**READING PASSAGE:**
>>>>>

The Terror (2018), commissioned by Zeitgeist for their 2018 Halloween Festival, is a chamber piece inspired by the 2007 historical fiction novel of the same name by author Dan Simmons. Simmons's novel fictionalized the account of Captain Sir John Franklin's lost expedition of HMS Erebus and HMS Terror to the Arctic, in 1845. The story is non-linear and told from multiple perspectives. Each melodic instrument represents a different perspective; sometimes they align and at other times they may be inverted. In the piece, I attempt to convey the sense of fear of being isolated and not knowing if you will make it to your destination or return home. I attempt to convey a deep hunger, as many of the crew starved to death. I create an environment of creaking ships, slowly cracking ice and wind. Hidden within the notes is the magnificent polar bear type beast who haunts the last of the survivors.
The music of Daniel Nass has been reviewed as “playful,” “eerie,” and “witty.” He has received numerous awards and recognitions, including ASCAP awards, as well as invitations to SEAMUS and SCI national conferences, and prizes in the ISU Carillon Composition Competition, the UMKC Chamber Music Composition Competition, and was one of three composers awarded a commission to write a new choral work for the Young New Yorkers’ Chorus. Other recent commissions include Zeitgeist, Stone Arch Collective, pianist Matthew McCright, Sod House Theater, and the dream songs project. A native of Howard Lake, Minnesota, Nass holds degrees from Saint Olaf College, the University of Missouri – Kansas City Conservatory of Music, and the University of Texas at Austin. Past teachers include Kevin Puts, Donald Grantham, James Mobberley, Chen Yi, and Peter Hamlin. His works are distributed through his self-publishing company, Daniel Nass Music, and recordings are available on the Innova, Centaur, Crescent Phase, and Avid Sound Records labels.

<<<<<

**STATED PROBLEM A:** In the note on The Terror, why does the piece try to convey a deep hunger? Answer in one to three sentences.

**DATASET RECORDS:**
>>>>>

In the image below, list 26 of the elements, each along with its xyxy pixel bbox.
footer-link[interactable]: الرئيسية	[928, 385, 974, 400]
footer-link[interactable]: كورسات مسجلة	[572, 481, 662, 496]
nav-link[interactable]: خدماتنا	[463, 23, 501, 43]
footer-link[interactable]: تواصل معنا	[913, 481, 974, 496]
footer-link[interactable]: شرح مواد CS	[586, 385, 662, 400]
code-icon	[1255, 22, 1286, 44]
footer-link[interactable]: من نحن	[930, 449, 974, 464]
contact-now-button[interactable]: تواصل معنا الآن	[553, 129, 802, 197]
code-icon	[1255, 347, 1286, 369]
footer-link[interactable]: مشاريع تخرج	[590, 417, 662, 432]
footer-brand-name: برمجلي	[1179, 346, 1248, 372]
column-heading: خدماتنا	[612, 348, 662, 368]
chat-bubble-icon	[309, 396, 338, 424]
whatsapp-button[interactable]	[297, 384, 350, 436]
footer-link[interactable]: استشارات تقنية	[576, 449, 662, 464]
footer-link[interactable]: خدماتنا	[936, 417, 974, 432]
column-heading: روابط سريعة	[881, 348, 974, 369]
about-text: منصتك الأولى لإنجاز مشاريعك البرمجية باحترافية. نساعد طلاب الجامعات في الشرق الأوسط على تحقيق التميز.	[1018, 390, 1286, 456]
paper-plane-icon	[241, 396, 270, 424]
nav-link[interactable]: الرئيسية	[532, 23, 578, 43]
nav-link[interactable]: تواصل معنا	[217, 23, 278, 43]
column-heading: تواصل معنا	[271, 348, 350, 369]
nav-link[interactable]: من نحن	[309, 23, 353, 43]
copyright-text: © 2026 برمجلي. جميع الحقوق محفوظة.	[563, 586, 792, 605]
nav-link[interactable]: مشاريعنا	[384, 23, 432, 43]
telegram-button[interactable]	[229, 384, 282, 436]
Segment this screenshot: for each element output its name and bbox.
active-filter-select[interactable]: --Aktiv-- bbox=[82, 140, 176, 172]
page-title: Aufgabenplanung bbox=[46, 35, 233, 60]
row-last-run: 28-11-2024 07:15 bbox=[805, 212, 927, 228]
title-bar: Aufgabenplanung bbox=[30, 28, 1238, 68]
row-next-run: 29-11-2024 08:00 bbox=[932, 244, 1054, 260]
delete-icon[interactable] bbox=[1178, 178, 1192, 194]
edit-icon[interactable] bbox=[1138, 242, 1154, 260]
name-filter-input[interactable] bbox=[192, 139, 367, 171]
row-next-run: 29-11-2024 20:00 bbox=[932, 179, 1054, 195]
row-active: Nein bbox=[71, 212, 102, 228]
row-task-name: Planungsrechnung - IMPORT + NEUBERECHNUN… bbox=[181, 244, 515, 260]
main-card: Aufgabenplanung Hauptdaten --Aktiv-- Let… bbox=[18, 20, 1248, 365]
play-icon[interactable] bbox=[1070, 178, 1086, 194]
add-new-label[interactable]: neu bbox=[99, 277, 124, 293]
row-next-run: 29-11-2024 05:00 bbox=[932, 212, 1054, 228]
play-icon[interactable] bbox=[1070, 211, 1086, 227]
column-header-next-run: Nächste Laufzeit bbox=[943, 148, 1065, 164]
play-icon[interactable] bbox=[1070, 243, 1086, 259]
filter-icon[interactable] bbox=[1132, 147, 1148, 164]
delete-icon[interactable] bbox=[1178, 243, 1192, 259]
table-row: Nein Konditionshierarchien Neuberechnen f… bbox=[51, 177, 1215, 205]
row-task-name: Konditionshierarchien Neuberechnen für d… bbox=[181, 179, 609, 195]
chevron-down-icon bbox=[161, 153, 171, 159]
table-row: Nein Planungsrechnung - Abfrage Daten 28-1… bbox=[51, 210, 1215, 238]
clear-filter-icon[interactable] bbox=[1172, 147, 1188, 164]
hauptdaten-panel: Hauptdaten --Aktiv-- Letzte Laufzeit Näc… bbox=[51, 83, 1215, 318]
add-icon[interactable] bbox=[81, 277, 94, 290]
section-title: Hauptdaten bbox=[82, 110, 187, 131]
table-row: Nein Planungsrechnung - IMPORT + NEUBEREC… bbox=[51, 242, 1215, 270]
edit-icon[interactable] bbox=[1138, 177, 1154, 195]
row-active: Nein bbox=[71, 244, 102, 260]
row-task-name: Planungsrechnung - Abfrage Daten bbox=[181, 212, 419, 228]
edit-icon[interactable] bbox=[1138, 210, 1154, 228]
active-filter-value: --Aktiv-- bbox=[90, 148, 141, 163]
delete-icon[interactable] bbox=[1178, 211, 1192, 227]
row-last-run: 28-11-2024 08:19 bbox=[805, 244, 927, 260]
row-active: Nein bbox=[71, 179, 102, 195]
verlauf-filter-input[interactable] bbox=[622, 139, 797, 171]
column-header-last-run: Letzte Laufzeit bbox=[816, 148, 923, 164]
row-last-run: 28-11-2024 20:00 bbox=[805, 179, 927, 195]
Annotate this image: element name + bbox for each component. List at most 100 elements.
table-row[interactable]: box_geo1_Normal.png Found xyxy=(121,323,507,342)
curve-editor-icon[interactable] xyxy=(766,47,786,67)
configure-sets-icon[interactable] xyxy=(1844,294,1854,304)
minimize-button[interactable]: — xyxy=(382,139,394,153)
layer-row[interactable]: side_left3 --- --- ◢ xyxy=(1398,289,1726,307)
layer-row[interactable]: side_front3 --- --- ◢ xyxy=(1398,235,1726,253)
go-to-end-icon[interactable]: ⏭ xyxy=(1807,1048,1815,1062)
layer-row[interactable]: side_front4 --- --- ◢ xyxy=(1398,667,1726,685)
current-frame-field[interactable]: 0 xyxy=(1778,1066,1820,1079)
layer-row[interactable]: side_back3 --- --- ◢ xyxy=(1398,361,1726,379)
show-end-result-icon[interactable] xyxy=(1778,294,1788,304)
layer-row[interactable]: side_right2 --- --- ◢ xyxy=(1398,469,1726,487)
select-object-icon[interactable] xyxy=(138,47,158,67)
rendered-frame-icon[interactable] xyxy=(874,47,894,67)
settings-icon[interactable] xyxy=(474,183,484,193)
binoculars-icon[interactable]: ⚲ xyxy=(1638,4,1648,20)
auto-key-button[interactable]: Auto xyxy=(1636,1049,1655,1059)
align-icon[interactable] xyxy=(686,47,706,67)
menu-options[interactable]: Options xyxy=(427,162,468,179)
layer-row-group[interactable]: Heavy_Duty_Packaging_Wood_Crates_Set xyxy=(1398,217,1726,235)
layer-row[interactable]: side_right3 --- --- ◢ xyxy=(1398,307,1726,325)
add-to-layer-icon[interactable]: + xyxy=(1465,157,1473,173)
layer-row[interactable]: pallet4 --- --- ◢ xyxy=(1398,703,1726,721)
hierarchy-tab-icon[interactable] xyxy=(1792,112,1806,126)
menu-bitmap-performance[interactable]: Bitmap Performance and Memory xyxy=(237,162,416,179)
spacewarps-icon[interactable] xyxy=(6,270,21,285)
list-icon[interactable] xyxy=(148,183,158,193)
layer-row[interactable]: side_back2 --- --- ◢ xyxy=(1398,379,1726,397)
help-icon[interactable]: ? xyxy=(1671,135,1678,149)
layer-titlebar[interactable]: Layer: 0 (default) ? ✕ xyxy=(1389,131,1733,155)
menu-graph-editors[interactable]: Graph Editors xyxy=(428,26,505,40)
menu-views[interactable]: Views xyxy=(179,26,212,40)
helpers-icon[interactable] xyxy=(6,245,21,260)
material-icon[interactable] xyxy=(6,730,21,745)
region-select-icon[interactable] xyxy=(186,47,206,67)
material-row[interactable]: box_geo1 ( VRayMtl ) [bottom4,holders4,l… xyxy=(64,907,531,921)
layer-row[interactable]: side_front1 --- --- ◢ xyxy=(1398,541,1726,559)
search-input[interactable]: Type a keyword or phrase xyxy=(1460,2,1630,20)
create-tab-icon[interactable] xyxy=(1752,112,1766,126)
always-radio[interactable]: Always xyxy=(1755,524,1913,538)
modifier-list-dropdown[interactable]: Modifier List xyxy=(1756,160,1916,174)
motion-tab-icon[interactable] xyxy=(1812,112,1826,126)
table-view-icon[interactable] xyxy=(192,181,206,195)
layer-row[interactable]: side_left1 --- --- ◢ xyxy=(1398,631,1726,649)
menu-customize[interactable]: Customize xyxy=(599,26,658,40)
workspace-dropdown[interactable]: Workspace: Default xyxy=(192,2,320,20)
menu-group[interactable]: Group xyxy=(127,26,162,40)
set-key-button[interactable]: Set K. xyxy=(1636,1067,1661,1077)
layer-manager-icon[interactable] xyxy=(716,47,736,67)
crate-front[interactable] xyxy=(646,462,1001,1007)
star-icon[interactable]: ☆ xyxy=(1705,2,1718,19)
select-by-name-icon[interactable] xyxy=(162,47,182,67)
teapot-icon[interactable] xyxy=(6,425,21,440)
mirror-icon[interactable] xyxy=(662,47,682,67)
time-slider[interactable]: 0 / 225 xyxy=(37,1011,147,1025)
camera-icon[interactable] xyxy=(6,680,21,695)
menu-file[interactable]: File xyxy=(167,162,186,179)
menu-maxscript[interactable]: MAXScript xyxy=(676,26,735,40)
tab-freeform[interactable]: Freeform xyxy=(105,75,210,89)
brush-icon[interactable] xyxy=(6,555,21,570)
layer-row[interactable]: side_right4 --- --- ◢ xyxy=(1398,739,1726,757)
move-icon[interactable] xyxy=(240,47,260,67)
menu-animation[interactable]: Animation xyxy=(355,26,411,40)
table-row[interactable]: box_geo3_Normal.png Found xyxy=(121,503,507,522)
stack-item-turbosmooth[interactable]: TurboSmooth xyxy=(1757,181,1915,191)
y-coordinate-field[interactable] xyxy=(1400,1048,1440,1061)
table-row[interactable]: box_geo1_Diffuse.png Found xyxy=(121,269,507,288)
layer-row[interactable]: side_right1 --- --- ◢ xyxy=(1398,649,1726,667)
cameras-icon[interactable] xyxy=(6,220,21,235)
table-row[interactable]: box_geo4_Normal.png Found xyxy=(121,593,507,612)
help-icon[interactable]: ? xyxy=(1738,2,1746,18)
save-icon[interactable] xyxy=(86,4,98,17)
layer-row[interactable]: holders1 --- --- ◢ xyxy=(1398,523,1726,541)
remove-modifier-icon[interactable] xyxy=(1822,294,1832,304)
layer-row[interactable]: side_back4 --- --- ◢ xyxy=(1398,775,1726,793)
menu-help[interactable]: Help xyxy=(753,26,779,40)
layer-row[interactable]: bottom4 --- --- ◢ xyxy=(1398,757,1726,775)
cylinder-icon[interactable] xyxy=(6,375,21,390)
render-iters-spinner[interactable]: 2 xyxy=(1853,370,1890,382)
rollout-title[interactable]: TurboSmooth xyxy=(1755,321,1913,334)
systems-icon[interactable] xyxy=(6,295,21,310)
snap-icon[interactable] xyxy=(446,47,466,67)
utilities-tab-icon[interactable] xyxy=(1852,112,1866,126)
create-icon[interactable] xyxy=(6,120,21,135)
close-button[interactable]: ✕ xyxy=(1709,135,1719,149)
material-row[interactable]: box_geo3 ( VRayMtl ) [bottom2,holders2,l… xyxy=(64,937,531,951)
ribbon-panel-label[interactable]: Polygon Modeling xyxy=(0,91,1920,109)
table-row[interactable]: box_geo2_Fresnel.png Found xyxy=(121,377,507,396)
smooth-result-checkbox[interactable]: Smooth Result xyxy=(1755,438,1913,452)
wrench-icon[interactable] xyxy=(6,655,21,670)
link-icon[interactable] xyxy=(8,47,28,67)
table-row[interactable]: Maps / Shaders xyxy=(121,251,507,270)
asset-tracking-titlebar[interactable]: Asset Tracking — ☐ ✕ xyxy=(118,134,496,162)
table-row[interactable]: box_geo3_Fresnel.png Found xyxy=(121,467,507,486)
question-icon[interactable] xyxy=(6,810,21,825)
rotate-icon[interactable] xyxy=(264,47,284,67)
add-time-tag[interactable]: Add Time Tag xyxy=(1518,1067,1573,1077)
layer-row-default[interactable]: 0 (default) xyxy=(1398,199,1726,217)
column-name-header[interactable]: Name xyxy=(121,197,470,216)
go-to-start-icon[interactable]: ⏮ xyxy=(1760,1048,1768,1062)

<<<<<

**STATED PROBLEM B:** Switch every "footer-link" to "bottom-link" in the rows, starting with the first row and going on through the line with "348, 974, 369]". Give back only those lines, with nothing else altered.

**FINAL ANSWER A:** The piece tries to convey a deep hunger because many of the crew on Franklin's lost Arctic expedition starved to death.

**FINAL ANSWER B:**
In the image below, list 26 of the elements, each along with its xyxy pixel bbox.
bottom-link[interactable]: الرئيسية	[928, 385, 974, 400]
bottom-link[interactable]: كورسات مسجلة	[572, 481, 662, 496]
nav-link[interactable]: خدماتنا	[463, 23, 501, 43]
bottom-link[interactable]: تواصل معنا	[913, 481, 974, 496]
bottom-link[interactable]: شرح مواد CS	[586, 385, 662, 400]
code-icon	[1255, 22, 1286, 44]
bottom-link[interactable]: من نحن	[930, 449, 974, 464]
contact-now-button[interactable]: تواصل معنا الآن	[553, 129, 802, 197]
code-icon	[1255, 347, 1286, 369]
bottom-link[interactable]: مشاريع تخرج	[590, 417, 662, 432]
footer-brand-name: برمجلي	[1179, 346, 1248, 372]
column-heading: خدماتنا	[612, 348, 662, 368]
chat-bubble-icon	[309, 396, 338, 424]
whatsapp-button[interactable]	[297, 384, 350, 436]
bottom-link[interactable]: استشارات تقنية	[576, 449, 662, 464]
bottom-link[interactable]: خدماتنا	[936, 417, 974, 432]
column-heading: روابط سريعة	[881, 348, 974, 369]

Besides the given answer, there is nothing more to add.